## Task instructions
Find the lines holding "JSON" and copy them.

********************

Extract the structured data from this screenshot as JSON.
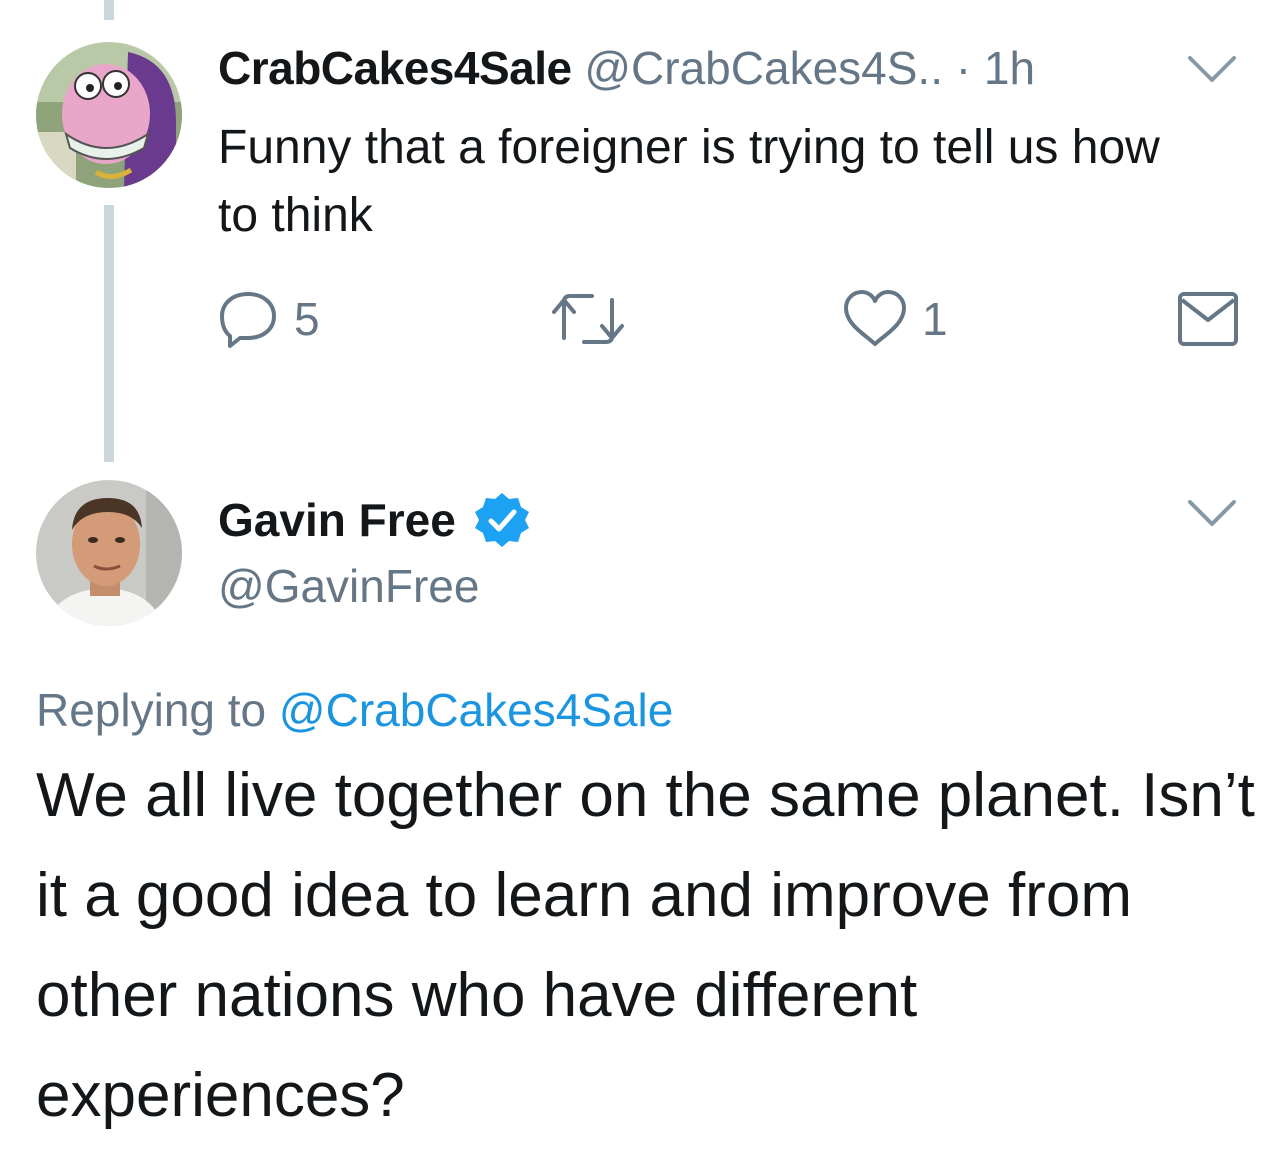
{
  "tweet1": {
    "display_name": "CrabCakes4Sale",
    "handle": "@CrabCakes4S..",
    "separator": "·",
    "time": "1h",
    "text": "Funny that a foreigner is trying to tell us how to think",
    "reply_count": "5",
    "retweet_count": "",
    "like_count": "1",
    "avatar_icon": "cartoon-avatar",
    "icons": [
      "chevron-down-icon",
      "reply-icon",
      "retweet-icon",
      "like-icon",
      "direct-message-icon"
    ]
  },
  "tweet2": {
    "display_name": "Gavin Free",
    "verified": true,
    "handle": "@GavinFree",
    "replying_prefix": "Replying to",
    "replying_to": "@CrabCakes4Sale",
    "text": "We all live together on the same planet. Isn’t it a good idea to learn and improve from other nations who have different experiences?",
    "avatar_icon": "photo-avatar"
  },
  "colors": {
    "text": "#14171a",
    "secondary": "#657786",
    "link": "#1b95e0",
    "verified": "#1da1f2",
    "thread_line": "#ccd6dd"
  }
}
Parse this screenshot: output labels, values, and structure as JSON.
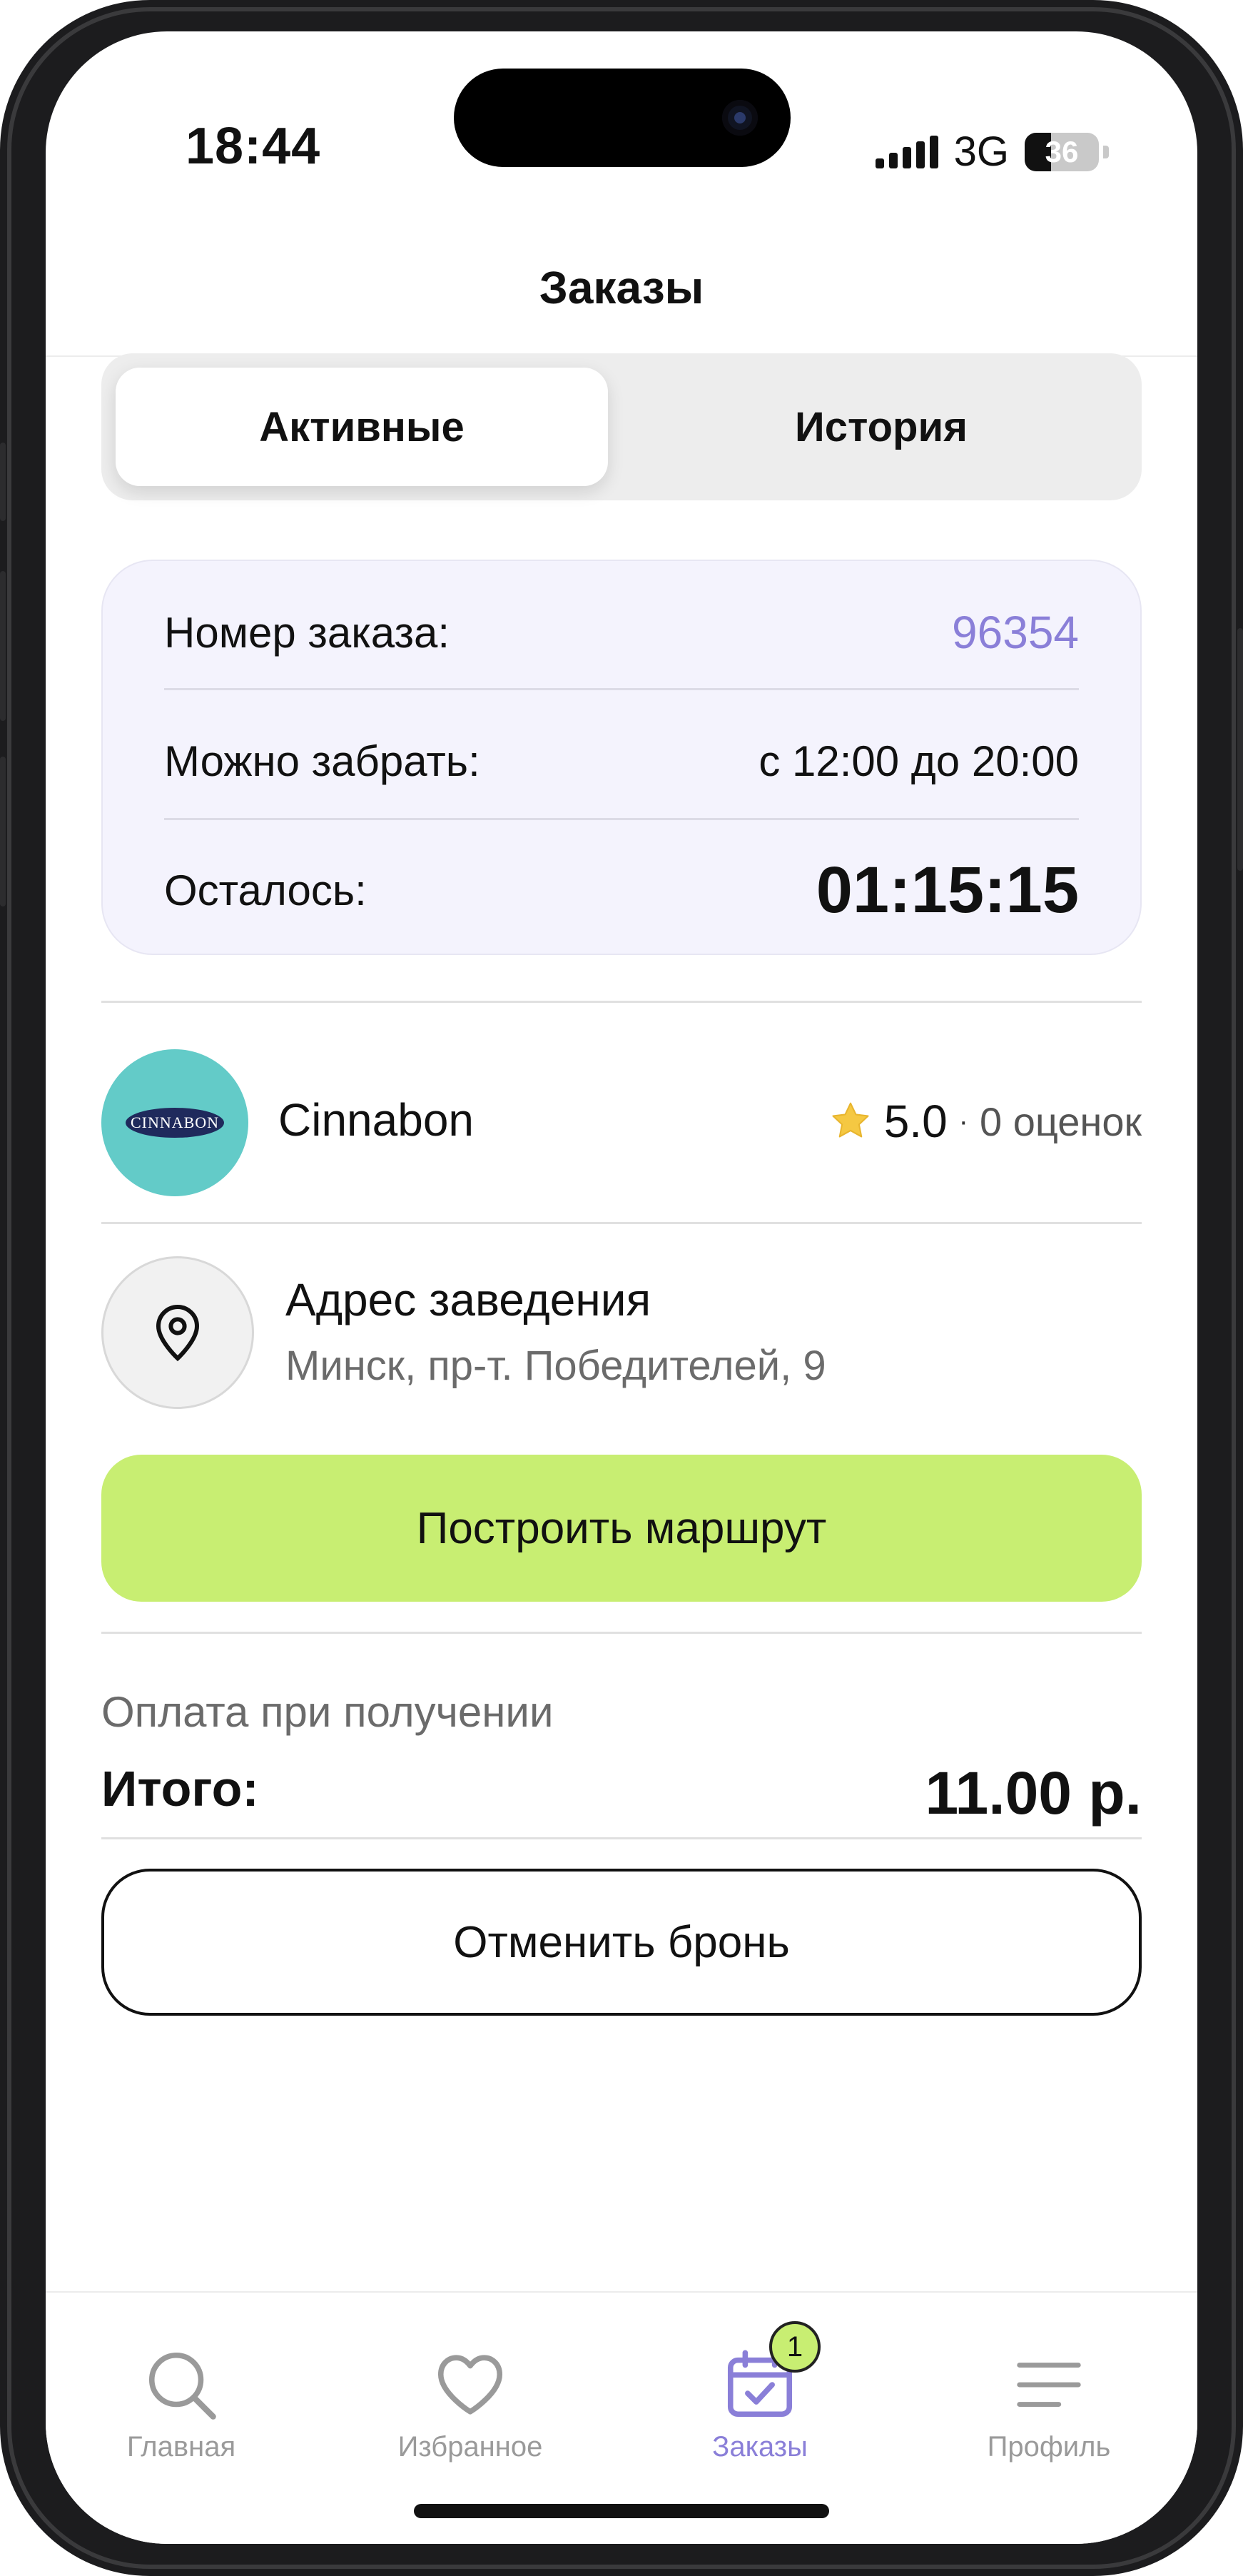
{
  "status_bar": {
    "time": "18:44",
    "network": "3G",
    "battery": "36",
    "battery_level_fraction": 0.36
  },
  "header": {
    "title": "Заказы"
  },
  "segments": {
    "active": "Активные",
    "history": "История"
  },
  "order": {
    "number_label": "Номер заказа:",
    "number_value": "96354",
    "pickup_label": "Можно забрать:",
    "pickup_value": "с 12:00 до 20:00",
    "remaining_label": "Осталось:",
    "remaining_value": "01:15:15"
  },
  "store": {
    "logo_text": "CINNABON",
    "name": "Cinnabon",
    "rating": "5.0",
    "separator": "·",
    "reviews": "0 оценок"
  },
  "address": {
    "title": "Адрес заведения",
    "text": "Минск, пр-т. Победителей, 9"
  },
  "actions": {
    "route": "Построить маршрут",
    "cancel": "Отменить бронь"
  },
  "payment": {
    "note": "Оплата при получении",
    "total_label": "Итого:",
    "total_value": "11.00 р."
  },
  "tabbar": {
    "items": [
      {
        "label": "Главная",
        "icon": "search-icon"
      },
      {
        "label": "Избранное",
        "icon": "heart-icon"
      },
      {
        "label": "Заказы",
        "icon": "calendar-check-icon",
        "badge": "1",
        "active": true
      },
      {
        "label": "Профиль",
        "icon": "menu-icon"
      }
    ]
  },
  "colors": {
    "accent_purple": "#8a7fd8",
    "accent_green": "#c8ee72",
    "logo_teal": "#63cbc8",
    "card_bg": "#f4f3fd"
  }
}
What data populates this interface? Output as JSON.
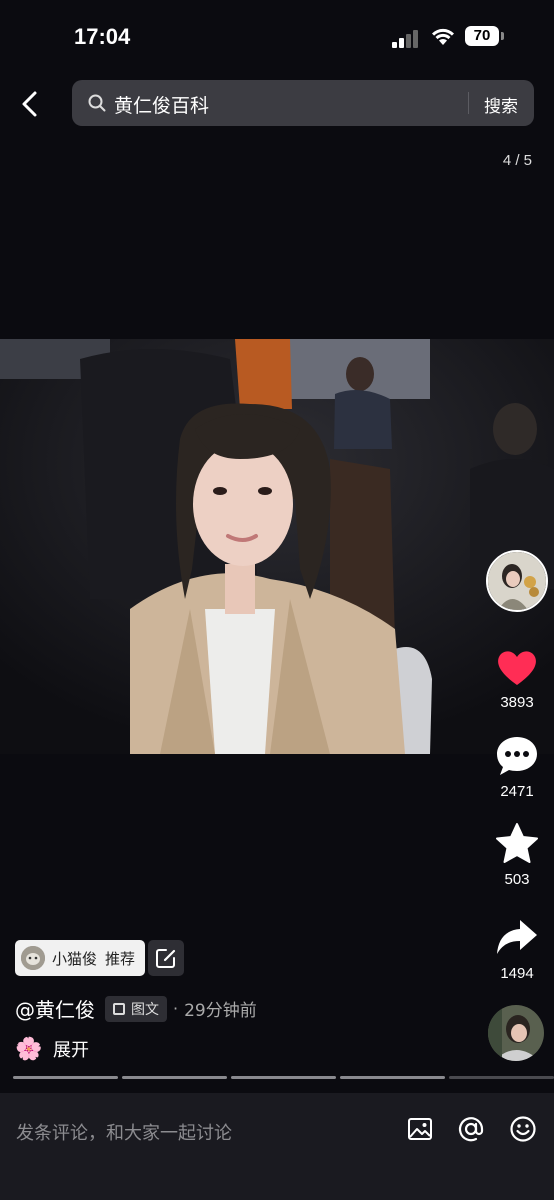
{
  "status_bar": {
    "time": "17:04",
    "battery": "70"
  },
  "search": {
    "query": "黄仁俊百科",
    "button": "搜索"
  },
  "page_indicator": "4 / 5",
  "actions": {
    "likes": "3893",
    "comments": "2471",
    "favorites": "503",
    "shares": "1494"
  },
  "post": {
    "recommend_user": "小猫俊",
    "recommend_label": "推荐",
    "author": "@黄仁俊",
    "tag": "图文",
    "separator": "·",
    "time_ago": "29分钟前",
    "expand_emoji": "🌸",
    "expand": "展开"
  },
  "progress": {
    "segments": 5,
    "current": 4
  },
  "comment_bar": {
    "placeholder": "发条评论，和大家一起讨论"
  },
  "colors": {
    "background": "#0b0b10",
    "like": "#ff2d55",
    "search_bg": "#3c3c42"
  },
  "icons": [
    "back-icon",
    "search-icon",
    "heart-icon",
    "comment-icon",
    "star-icon",
    "share-icon",
    "image-icon",
    "at-icon",
    "emoji-icon",
    "edit-icon"
  ]
}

********************

## Worked answer
Extract the structured data from this screenshot as JSON.
Parse this screenshot: output labels, values, and structure as JSON.
What data populates this interface? Output as JSON.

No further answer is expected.